(Data entries for graphics)
↓↓↓
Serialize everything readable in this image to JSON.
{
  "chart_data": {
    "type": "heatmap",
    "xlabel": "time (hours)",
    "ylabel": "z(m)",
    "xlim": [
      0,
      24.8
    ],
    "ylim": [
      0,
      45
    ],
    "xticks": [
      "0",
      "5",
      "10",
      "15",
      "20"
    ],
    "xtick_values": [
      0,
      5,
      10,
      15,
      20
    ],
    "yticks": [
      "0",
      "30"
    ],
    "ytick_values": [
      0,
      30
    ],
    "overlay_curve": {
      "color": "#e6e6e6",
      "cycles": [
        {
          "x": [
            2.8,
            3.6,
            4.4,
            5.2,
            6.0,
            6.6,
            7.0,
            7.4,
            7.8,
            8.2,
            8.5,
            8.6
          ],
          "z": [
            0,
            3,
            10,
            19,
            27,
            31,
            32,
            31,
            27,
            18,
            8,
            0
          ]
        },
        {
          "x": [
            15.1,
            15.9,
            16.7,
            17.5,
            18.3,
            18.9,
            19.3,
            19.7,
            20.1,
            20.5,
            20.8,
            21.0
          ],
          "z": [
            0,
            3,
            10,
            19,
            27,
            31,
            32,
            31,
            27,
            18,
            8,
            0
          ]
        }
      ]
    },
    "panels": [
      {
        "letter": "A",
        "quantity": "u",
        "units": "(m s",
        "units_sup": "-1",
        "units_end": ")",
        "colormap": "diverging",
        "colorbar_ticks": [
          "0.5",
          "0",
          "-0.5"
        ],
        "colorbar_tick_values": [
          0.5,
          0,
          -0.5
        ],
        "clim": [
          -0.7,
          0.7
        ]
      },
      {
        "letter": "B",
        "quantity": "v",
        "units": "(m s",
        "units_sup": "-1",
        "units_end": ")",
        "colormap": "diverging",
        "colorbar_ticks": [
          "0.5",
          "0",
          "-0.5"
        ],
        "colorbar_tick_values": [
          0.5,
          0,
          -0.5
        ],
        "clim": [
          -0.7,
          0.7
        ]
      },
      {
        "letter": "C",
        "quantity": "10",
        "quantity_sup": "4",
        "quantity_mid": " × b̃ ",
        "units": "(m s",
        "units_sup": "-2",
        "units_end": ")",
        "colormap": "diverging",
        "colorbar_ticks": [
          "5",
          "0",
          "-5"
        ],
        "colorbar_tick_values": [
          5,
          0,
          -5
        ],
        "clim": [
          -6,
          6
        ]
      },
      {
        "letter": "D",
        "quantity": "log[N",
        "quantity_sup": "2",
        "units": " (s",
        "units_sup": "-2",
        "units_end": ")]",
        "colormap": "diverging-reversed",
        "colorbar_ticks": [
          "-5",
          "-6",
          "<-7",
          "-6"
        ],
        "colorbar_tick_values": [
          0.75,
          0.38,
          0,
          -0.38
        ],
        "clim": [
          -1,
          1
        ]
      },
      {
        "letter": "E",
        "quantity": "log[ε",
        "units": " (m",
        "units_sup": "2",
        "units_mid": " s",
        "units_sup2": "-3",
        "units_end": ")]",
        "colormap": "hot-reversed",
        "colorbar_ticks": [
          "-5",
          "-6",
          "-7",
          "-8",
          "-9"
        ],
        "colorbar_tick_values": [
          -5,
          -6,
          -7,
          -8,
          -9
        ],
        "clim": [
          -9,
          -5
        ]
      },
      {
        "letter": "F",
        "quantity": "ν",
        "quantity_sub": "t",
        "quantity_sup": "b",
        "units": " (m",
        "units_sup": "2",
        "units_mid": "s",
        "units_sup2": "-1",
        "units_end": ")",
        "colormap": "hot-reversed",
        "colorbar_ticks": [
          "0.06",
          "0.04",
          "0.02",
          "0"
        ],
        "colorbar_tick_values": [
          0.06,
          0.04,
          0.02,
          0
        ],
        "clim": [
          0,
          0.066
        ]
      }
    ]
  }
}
↑↑↑
* **Exercise requirements**
Read through the data and copy every line where "letter" shows up.

* **Result of the task**
        "letter": "A",
        "letter": "B",
        "letter": "C",
        "letter": "D",
        "letter": "E",
        "letter": "F",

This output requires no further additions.